Stored items from a collection:
⁂

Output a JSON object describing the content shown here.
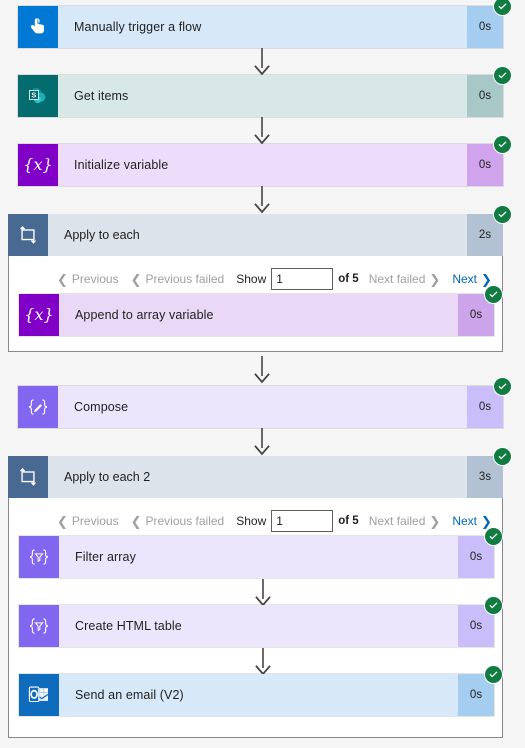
{
  "flow": {
    "background_color": "#f5f5f5",
    "success_color": "#107c41",
    "link_color": "#0067b8",
    "disabled_color": "#a19f9d"
  },
  "steps": [
    {
      "name": "manually-trigger-a-flow",
      "label": "Manually trigger a flow",
      "duration": "0s",
      "status": "succeeded",
      "icon": "tap-hand-icon",
      "theme": "t-trigger"
    },
    {
      "name": "get-items",
      "label": "Get items",
      "duration": "0s",
      "status": "succeeded",
      "icon": "sharepoint-icon",
      "theme": "t-sharepoint"
    },
    {
      "name": "initialize-variable",
      "label": "Initialize variable",
      "duration": "0s",
      "status": "succeeded",
      "icon": "variable-braces-x-icon",
      "theme": "t-variable"
    },
    {
      "name": "apply-to-each",
      "label": "Apply to each",
      "duration": "2s",
      "status": "succeeded",
      "icon": "loop-foreach-icon",
      "theme": "t-loop"
    },
    {
      "name": "append-to-array-variable",
      "label": "Append to array variable",
      "duration": "0s",
      "status": "succeeded",
      "icon": "variable-braces-x-icon",
      "theme": "t-variable2"
    },
    {
      "name": "compose",
      "label": "Compose",
      "duration": "0s",
      "status": "succeeded",
      "icon": "compose-pencil-icon",
      "theme": "t-data"
    },
    {
      "name": "apply-to-each-2",
      "label": "Apply to each 2",
      "duration": "3s",
      "status": "succeeded",
      "icon": "loop-foreach-icon",
      "theme": "t-loop"
    },
    {
      "name": "filter-array",
      "label": "Filter array",
      "duration": "0s",
      "status": "succeeded",
      "icon": "filter-funnel-icon",
      "theme": "t-data"
    },
    {
      "name": "create-html-table",
      "label": "Create HTML table",
      "duration": "0s",
      "status": "succeeded",
      "icon": "filter-funnel-icon",
      "theme": "t-data"
    },
    {
      "name": "send-an-email-v2",
      "label": "Send an email (V2)",
      "duration": "0s",
      "status": "succeeded",
      "icon": "outlook-icon",
      "theme": "t-outlook"
    }
  ],
  "pagers": [
    {
      "previous": "Previous",
      "previous_failed": "Previous failed",
      "show_label": "Show",
      "current_page": "1",
      "of_label": "of 5",
      "next_failed": "Next failed",
      "next": "Next"
    },
    {
      "previous": "Previous",
      "previous_failed": "Previous failed",
      "show_label": "Show",
      "current_page": "1",
      "of_label": "of 5",
      "next_failed": "Next failed",
      "next": "Next"
    }
  ]
}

⁂

▶ Problem statement: Repeat the material above in full and unchanged, minus its images.

▶ Completed task:
Output a JSON object describing the content shown here.
{
  "flow": {
    "background_color": "#f5f5f5",
    "success_color": "#107c41",
    "link_color": "#0067b8",
    "disabled_color": "#a19f9d"
  },
  "steps": [
    {
      "name": "manually-trigger-a-flow",
      "label": "Manually trigger a flow",
      "duration": "0s",
      "status": "succeeded",
      "icon": "tap-hand-icon",
      "theme": "t-trigger"
    },
    {
      "name": "get-items",
      "label": "Get items",
      "duration": "0s",
      "status": "succeeded",
      "icon": "sharepoint-icon",
      "theme": "t-sharepoint"
    },
    {
      "name": "initialize-variable",
      "label": "Initialize variable",
      "duration": "0s",
      "status": "succeeded",
      "icon": "variable-braces-x-icon",
      "theme": "t-variable"
    },
    {
      "name": "apply-to-each",
      "label": "Apply to each",
      "duration": "2s",
      "status": "succeeded",
      "icon": "loop-foreach-icon",
      "theme": "t-loop"
    },
    {
      "name": "append-to-array-variable",
      "label": "Append to array variable",
      "duration": "0s",
      "status": "succeeded",
      "icon": "variable-braces-x-icon",
      "theme": "t-variable2"
    },
    {
      "name": "compose",
      "label": "Compose",
      "duration": "0s",
      "status": "succeeded",
      "icon": "compose-pencil-icon",
      "theme": "t-data"
    },
    {
      "name": "apply-to-each-2",
      "label": "Apply to each 2",
      "duration": "3s",
      "status": "succeeded",
      "icon": "loop-foreach-icon",
      "theme": "t-loop"
    },
    {
      "name": "filter-array",
      "label": "Filter array",
      "duration": "0s",
      "status": "succeeded",
      "icon": "filter-funnel-icon",
      "theme": "t-data"
    },
    {
      "name": "create-html-table",
      "label": "Create HTML table",
      "duration": "0s",
      "status": "succeeded",
      "icon": "filter-funnel-icon",
      "theme": "t-data"
    },
    {
      "name": "send-an-email-v2",
      "label": "Send an email (V2)",
      "duration": "0s",
      "status": "succeeded",
      "icon": "outlook-icon",
      "theme": "t-outlook"
    }
  ],
  "pagers": [
    {
      "previous": "Previous",
      "previous_failed": "Previous failed",
      "show_label": "Show",
      "current_page": "1",
      "of_label": "of 5",
      "next_failed": "Next failed",
      "next": "Next"
    },
    {
      "previous": "Previous",
      "previous_failed": "Previous failed",
      "show_label": "Show",
      "current_page": "1",
      "of_label": "of 5",
      "next_failed": "Next failed",
      "next": "Next"
    }
  ]
}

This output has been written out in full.